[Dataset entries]

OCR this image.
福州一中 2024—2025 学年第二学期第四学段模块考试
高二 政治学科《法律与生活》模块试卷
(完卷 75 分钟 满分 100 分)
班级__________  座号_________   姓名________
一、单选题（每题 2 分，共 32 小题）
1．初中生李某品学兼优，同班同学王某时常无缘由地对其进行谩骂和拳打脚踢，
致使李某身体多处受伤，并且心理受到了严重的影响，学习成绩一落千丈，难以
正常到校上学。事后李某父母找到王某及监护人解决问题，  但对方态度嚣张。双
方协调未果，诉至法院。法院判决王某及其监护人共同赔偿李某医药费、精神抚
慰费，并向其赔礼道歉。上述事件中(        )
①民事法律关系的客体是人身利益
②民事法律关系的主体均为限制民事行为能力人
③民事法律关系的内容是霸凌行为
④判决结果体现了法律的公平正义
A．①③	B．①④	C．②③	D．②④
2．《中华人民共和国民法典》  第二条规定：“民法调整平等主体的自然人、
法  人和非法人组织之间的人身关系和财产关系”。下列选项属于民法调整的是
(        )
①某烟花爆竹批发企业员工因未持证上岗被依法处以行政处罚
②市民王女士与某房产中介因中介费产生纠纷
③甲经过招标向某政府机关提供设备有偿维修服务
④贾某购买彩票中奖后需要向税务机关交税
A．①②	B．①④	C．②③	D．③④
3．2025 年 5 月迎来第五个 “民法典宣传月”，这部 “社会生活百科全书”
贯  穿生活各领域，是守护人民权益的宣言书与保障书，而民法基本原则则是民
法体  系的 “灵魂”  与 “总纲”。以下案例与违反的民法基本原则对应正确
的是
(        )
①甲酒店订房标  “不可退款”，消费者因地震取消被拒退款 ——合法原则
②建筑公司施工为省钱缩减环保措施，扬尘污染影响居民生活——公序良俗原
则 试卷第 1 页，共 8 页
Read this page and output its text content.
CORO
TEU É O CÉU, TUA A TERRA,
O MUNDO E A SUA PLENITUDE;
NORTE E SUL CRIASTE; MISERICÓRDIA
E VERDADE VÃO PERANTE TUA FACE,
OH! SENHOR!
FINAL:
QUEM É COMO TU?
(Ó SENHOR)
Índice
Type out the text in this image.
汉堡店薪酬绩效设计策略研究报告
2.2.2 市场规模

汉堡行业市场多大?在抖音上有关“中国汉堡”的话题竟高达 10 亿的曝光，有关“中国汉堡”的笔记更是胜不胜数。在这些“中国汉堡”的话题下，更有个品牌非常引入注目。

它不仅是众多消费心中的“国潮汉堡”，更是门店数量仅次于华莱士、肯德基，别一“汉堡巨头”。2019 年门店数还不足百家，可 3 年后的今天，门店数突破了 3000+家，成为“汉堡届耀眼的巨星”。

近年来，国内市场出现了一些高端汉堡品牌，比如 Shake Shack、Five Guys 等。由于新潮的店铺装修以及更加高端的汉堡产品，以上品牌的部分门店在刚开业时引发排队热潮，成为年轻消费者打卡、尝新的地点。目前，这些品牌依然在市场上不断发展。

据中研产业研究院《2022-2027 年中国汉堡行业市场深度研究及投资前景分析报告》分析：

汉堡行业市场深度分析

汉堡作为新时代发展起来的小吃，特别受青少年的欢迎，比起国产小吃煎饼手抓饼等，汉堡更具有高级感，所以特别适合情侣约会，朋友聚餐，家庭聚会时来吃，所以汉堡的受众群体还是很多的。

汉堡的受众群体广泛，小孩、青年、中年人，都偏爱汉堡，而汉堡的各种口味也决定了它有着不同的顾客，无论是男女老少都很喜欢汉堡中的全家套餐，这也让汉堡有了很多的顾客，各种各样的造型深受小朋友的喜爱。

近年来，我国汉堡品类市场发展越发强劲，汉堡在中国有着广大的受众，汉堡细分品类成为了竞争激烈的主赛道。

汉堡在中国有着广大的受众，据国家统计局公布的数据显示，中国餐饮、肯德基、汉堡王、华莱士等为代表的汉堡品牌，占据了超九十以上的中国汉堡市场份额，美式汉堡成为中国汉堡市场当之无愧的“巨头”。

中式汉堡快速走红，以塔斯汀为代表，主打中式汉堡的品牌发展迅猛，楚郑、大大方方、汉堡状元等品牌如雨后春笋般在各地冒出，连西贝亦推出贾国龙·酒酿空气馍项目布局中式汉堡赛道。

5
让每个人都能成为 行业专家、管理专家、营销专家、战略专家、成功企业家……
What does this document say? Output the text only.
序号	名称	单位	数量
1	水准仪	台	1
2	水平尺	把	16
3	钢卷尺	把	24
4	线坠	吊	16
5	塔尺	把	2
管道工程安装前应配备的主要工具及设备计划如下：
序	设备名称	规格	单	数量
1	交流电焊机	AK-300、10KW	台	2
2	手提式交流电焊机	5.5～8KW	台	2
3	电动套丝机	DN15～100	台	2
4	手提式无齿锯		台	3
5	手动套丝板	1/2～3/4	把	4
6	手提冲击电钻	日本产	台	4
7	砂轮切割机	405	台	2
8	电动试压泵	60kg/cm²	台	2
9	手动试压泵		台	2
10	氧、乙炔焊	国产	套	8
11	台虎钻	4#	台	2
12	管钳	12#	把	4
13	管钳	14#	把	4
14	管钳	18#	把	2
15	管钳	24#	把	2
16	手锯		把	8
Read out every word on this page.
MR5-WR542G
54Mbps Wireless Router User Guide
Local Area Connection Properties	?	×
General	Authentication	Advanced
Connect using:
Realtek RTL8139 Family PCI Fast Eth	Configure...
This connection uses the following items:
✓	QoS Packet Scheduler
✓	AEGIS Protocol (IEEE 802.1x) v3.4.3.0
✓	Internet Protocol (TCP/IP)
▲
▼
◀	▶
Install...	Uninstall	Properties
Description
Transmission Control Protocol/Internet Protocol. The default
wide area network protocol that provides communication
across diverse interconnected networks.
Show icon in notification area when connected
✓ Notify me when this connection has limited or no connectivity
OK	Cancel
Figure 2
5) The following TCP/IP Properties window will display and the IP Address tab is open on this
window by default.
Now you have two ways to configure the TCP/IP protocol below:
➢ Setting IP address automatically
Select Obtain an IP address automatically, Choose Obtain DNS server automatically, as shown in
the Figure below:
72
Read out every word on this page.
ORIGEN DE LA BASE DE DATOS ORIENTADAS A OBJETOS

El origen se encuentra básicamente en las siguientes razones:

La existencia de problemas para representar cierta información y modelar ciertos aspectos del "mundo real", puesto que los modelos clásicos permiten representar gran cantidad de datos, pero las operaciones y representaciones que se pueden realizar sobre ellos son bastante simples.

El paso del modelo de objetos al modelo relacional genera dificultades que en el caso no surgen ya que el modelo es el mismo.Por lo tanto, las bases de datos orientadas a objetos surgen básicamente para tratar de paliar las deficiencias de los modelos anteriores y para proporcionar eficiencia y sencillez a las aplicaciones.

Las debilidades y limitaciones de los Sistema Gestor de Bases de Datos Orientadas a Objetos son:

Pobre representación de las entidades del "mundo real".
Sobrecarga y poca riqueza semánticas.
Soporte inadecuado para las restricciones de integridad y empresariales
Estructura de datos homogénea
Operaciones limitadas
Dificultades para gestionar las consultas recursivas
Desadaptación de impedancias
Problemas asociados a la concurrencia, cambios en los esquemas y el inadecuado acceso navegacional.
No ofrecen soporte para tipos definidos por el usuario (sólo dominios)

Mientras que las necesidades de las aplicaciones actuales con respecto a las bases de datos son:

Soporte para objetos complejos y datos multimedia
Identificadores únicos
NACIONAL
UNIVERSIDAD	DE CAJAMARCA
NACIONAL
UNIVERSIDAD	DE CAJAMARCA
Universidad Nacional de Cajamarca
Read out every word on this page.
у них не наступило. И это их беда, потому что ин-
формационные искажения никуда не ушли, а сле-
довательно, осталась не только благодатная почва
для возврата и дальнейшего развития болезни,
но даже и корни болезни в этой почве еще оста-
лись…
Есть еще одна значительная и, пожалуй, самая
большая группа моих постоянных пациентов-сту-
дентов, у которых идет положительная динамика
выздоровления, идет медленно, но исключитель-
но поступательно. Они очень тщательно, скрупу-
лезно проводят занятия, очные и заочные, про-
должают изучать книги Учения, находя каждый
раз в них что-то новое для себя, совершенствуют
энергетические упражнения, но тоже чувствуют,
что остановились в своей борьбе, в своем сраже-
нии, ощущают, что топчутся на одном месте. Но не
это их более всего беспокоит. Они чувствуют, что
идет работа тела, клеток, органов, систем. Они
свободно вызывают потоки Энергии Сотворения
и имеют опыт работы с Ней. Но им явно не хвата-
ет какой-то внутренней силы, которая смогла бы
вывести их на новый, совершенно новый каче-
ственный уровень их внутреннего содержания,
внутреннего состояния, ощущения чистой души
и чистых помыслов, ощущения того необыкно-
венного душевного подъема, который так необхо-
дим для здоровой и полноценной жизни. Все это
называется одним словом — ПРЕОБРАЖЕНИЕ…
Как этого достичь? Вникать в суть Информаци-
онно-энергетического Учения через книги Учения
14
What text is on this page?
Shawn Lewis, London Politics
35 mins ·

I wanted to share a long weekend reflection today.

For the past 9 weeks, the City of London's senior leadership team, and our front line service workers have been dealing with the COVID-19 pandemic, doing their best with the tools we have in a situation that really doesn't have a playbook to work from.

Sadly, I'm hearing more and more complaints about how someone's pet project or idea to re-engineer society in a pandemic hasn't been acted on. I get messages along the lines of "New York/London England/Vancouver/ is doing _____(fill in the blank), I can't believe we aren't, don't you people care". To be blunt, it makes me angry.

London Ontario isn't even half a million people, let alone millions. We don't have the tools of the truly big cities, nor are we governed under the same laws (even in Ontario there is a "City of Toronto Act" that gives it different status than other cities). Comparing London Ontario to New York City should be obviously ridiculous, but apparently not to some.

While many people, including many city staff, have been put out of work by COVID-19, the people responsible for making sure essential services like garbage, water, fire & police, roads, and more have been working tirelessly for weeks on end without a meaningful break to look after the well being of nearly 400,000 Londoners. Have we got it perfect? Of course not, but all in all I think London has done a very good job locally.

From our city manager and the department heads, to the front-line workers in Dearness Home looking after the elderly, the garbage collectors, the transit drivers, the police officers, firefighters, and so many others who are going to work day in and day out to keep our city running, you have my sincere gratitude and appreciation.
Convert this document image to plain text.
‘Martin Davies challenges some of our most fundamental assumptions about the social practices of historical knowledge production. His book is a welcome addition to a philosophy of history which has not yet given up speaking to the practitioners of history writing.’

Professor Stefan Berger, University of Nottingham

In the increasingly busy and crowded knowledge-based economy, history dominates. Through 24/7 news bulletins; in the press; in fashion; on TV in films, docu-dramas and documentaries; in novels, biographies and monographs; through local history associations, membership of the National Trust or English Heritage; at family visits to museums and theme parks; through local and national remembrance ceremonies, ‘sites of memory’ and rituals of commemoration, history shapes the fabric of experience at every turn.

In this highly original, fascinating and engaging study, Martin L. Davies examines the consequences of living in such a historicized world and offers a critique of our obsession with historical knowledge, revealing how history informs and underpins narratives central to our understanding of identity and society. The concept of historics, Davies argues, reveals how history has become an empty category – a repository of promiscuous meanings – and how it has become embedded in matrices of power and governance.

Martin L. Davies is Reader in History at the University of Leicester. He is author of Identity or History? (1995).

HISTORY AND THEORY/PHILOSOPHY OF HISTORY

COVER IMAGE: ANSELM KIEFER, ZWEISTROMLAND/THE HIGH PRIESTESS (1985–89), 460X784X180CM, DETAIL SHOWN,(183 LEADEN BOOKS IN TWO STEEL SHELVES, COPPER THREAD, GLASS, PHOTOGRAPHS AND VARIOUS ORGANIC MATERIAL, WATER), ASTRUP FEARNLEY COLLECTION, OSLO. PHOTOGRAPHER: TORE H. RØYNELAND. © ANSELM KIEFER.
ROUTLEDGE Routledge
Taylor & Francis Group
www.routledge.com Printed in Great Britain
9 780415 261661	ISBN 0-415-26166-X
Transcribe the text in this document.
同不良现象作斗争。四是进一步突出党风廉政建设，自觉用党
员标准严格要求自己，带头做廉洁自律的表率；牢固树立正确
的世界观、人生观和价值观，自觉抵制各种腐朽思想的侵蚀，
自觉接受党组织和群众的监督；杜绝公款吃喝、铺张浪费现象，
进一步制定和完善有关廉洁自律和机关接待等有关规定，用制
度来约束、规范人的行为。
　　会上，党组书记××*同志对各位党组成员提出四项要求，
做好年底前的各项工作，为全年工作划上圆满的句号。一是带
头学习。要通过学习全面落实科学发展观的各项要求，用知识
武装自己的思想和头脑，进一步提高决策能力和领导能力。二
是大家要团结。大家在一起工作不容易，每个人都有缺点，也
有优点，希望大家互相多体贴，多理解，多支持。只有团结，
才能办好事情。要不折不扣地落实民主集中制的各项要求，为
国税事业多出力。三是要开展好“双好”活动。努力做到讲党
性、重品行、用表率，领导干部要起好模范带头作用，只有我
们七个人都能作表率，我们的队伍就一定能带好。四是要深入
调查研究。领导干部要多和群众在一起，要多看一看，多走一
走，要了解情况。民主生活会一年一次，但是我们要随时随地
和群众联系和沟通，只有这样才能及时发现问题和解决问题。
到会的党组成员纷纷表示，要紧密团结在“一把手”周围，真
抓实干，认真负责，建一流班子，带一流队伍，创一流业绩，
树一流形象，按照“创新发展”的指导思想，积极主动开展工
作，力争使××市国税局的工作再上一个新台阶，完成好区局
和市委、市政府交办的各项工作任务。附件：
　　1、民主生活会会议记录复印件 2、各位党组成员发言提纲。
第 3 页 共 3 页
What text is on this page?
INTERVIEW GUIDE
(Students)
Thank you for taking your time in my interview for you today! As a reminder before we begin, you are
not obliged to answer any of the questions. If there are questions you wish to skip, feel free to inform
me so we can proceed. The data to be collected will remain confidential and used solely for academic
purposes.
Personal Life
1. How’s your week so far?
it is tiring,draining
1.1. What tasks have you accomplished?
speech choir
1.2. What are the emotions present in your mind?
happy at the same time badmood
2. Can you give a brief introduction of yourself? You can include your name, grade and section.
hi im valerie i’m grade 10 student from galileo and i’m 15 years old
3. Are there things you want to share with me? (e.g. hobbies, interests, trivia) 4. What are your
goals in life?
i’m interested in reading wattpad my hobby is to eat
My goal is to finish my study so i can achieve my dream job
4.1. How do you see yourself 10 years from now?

Task
Look for "window" and pull out every line that has it.

Answer below
5) The following TCP/IP Properties window will display and the IP Address tab is open on this
window by default.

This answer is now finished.